(Request)
Find the lines that contain the word "coordinate" and copy each one.

(Provided data)
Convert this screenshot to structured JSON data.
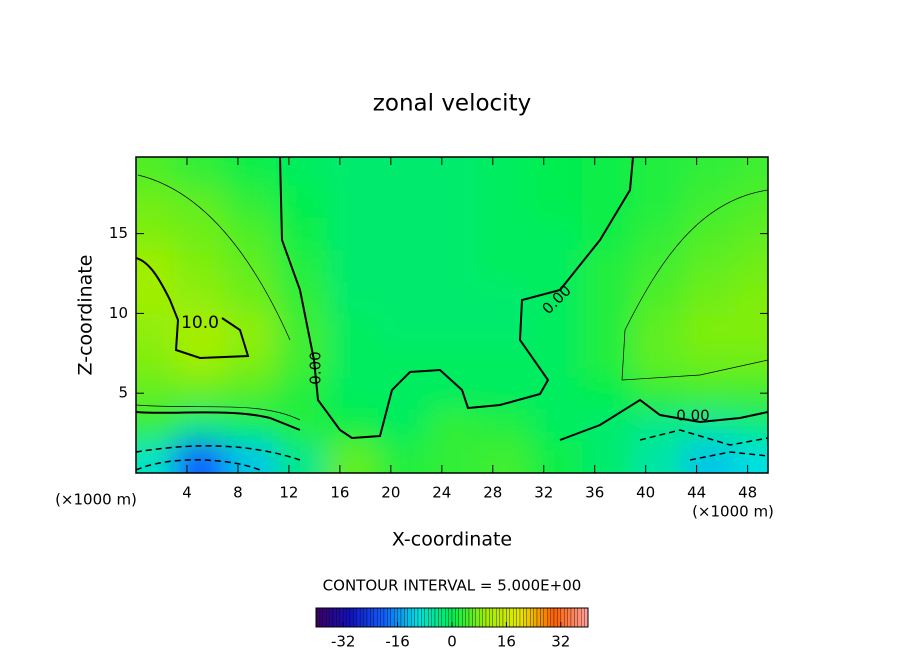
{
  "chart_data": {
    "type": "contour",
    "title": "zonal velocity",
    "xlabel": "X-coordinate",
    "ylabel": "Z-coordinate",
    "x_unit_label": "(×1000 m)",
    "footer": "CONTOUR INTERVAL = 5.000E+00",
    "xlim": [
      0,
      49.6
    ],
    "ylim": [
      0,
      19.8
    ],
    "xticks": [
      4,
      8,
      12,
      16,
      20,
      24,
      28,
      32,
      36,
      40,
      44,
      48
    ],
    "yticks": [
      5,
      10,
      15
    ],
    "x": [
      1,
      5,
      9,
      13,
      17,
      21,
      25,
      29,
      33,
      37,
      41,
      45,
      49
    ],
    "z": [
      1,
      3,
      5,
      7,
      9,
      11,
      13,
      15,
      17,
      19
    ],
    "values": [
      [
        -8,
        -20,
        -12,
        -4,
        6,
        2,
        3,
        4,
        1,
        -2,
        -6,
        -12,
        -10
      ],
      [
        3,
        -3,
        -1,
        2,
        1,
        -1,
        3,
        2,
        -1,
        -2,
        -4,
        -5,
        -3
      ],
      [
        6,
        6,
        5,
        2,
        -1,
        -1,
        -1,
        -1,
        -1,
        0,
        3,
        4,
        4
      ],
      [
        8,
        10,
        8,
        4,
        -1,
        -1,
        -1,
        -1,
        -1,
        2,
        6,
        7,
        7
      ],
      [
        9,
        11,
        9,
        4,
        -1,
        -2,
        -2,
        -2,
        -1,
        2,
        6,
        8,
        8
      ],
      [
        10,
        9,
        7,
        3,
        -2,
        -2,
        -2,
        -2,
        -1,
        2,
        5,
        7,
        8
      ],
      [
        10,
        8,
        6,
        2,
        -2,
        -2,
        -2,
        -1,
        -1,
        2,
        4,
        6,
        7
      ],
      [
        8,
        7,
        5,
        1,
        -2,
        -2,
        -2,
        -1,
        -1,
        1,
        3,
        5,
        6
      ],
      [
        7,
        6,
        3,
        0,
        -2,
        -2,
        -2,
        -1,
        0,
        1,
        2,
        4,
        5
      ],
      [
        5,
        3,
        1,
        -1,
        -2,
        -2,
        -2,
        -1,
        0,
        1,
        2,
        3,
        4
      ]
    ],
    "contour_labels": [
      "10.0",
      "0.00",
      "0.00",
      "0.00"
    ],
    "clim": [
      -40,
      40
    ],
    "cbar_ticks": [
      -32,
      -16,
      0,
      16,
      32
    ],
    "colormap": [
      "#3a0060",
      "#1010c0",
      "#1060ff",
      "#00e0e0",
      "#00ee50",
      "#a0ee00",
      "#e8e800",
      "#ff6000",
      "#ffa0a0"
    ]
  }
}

(Solution for this problem)
    "xlabel": "X-coordinate",
    "ylabel": "Z-coordinate",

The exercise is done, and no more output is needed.